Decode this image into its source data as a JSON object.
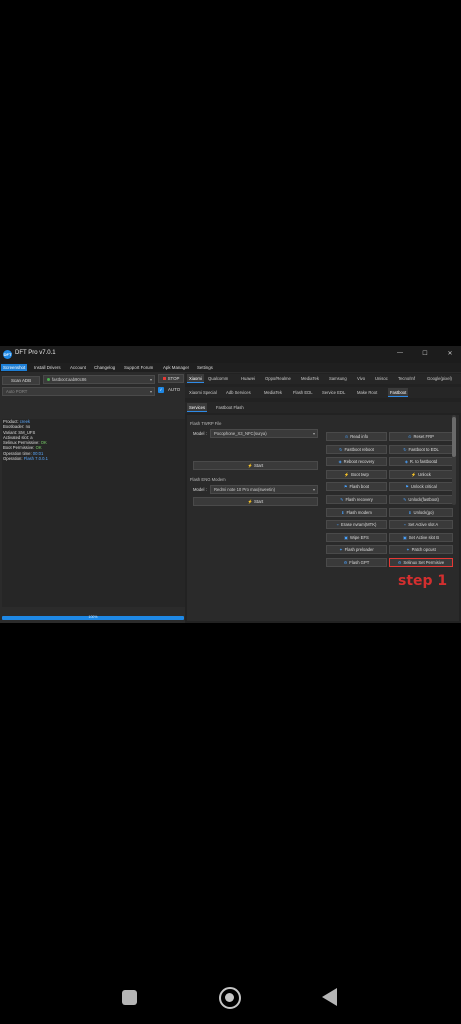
{
  "window": {
    "title": "DFT Pro v7.0.1",
    "logo_text": "DFT",
    "minimize": "—",
    "maximize": "☐",
    "close": "✕"
  },
  "menu": [
    "Screenshot",
    "Install Drivers",
    "Account",
    "Changelog",
    "Support Forum",
    "Apk Manager",
    "Settings"
  ],
  "left": {
    "scan_label": "Scan ADB",
    "device_combo": "fastboot:aab90c86",
    "port_combo": "Auto PORT",
    "stop_label": "STOP",
    "auto_label": "AUTO",
    "auto_checked": "✓",
    "log": [
      {
        "k": "Product: ",
        "v": "creek",
        "c": "v-blue"
      },
      {
        "k": "Bootloader: ",
        "v": "no",
        "c": ""
      },
      {
        "k": "Variant: ",
        "v": "SM_UFS",
        "c": ""
      },
      {
        "k": "Activated slot: ",
        "v": "a",
        "c": ""
      },
      {
        "k": "Selinux Permissive: ",
        "v": "OK",
        "c": "v-green"
      },
      {
        "k": "Boot Permissive: ",
        "v": "OK",
        "c": "v-green"
      },
      {
        "k": "Operation time: ",
        "v": "00:01",
        "c": "v-blue"
      },
      {
        "k": "Operation: ",
        "v": "Flash 7.0.0.1",
        "c": "v-blue"
      }
    ],
    "progress": "100%",
    "progress_fraction": 1.0
  },
  "tabs1": [
    "Xiaomi",
    "Qualcomm",
    "Huawei",
    "Oppo/Realme",
    "MediaTek",
    "Samsung",
    "Vivo",
    "Unisoc",
    "Tecno/Inf",
    "Google(pixel)"
  ],
  "tabs2": [
    "Xiaomi Special",
    "Adb Services",
    "MediaTek",
    "Flash EDL",
    "Service EDL",
    "Make Root",
    "Fastboot"
  ],
  "tabs3": [
    "Services",
    "Fastboot Flash"
  ],
  "twrp": {
    "group": "Flash TWRP File",
    "model_label": "Model :",
    "model_value": "Pocophone_X3_NFC(surya)",
    "start": "Start"
  },
  "eng": {
    "group": "Flash ENG Modem",
    "model_label": "Model :",
    "model_value": "Redmi note 10 Pro max(sweetin)",
    "start": "Start"
  },
  "services": [
    [
      "Read info",
      "Reset FRP"
    ],
    [
      "Fastboot reboot",
      "Fastboot to EDL"
    ],
    [
      "Reboot recovery",
      "R. to fastbootd"
    ],
    [
      "Boot twrp",
      "Unlock"
    ],
    [
      "Flash boot",
      "Unlock critical"
    ],
    [
      "Flash recovery",
      "Unlock(fastboot)"
    ],
    [
      "Flash modem",
      "Unlock(go)"
    ],
    [
      "Erase nvram(MTK)",
      "Set Active slot A"
    ],
    [
      "Wipe EFS",
      "Set Active slot B"
    ],
    [
      "Flash preloader",
      "Patch opcust"
    ],
    [
      "Flash GPT",
      "Selinux Set Permisive"
    ]
  ],
  "annotation": "step 1",
  "highlight_color": "#e53935",
  "accent_color": "#1e88e5"
}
---------------
SHORT PROBLEM: Repeat each entry precisely as it appears. Leave the pictures out.

RESULT FOR THIS EXERCISE:
Decode this image into its source data as a JSON object.
{
  "window": {
    "title": "DFT Pro v7.0.1",
    "logo_text": "DFT",
    "minimize": "—",
    "maximize": "☐",
    "close": "✕"
  },
  "menu": [
    "Screenshot",
    "Install Drivers",
    "Account",
    "Changelog",
    "Support Forum",
    "Apk Manager",
    "Settings"
  ],
  "left": {
    "scan_label": "Scan ADB",
    "device_combo": "fastboot:aab90c86",
    "port_combo": "Auto PORT",
    "stop_label": "STOP",
    "auto_label": "AUTO",
    "auto_checked": "✓",
    "log": [
      {
        "k": "Product: ",
        "v": "creek",
        "c": "v-blue"
      },
      {
        "k": "Bootloader: ",
        "v": "no",
        "c": ""
      },
      {
        "k": "Variant: ",
        "v": "SM_UFS",
        "c": ""
      },
      {
        "k": "Activated slot: ",
        "v": "a",
        "c": ""
      },
      {
        "k": "Selinux Permissive: ",
        "v": "OK",
        "c": "v-green"
      },
      {
        "k": "Boot Permissive: ",
        "v": "OK",
        "c": "v-green"
      },
      {
        "k": "Operation time: ",
        "v": "00:01",
        "c": "v-blue"
      },
      {
        "k": "Operation: ",
        "v": "Flash 7.0.0.1",
        "c": "v-blue"
      }
    ],
    "progress": "100%",
    "progress_fraction": 1.0
  },
  "tabs1": [
    "Xiaomi",
    "Qualcomm",
    "Huawei",
    "Oppo/Realme",
    "MediaTek",
    "Samsung",
    "Vivo",
    "Unisoc",
    "Tecno/Inf",
    "Google(pixel)"
  ],
  "tabs2": [
    "Xiaomi Special",
    "Adb Services",
    "MediaTek",
    "Flash EDL",
    "Service EDL",
    "Make Root",
    "Fastboot"
  ],
  "tabs3": [
    "Services",
    "Fastboot Flash"
  ],
  "twrp": {
    "group": "Flash TWRP File",
    "model_label": "Model :",
    "model_value": "Pocophone_X3_NFC(surya)",
    "start": "Start"
  },
  "eng": {
    "group": "Flash ENG Modem",
    "model_label": "Model :",
    "model_value": "Redmi note 10 Pro max(sweetin)",
    "start": "Start"
  },
  "services": [
    [
      "Read info",
      "Reset FRP"
    ],
    [
      "Fastboot reboot",
      "Fastboot to EDL"
    ],
    [
      "Reboot recovery",
      "R. to fastbootd"
    ],
    [
      "Boot twrp",
      "Unlock"
    ],
    [
      "Flash boot",
      "Unlock critical"
    ],
    [
      "Flash recovery",
      "Unlock(fastboot)"
    ],
    [
      "Flash modem",
      "Unlock(go)"
    ],
    [
      "Erase nvram(MTK)",
      "Set Active slot A"
    ],
    [
      "Wipe EFS",
      "Set Active slot B"
    ],
    [
      "Flash preloader",
      "Patch opcust"
    ],
    [
      "Flash GPT",
      "Selinux Set Permisive"
    ]
  ],
  "annotation": "step 1",
  "highlight_color": "#e53935",
  "accent_color": "#1e88e5"
}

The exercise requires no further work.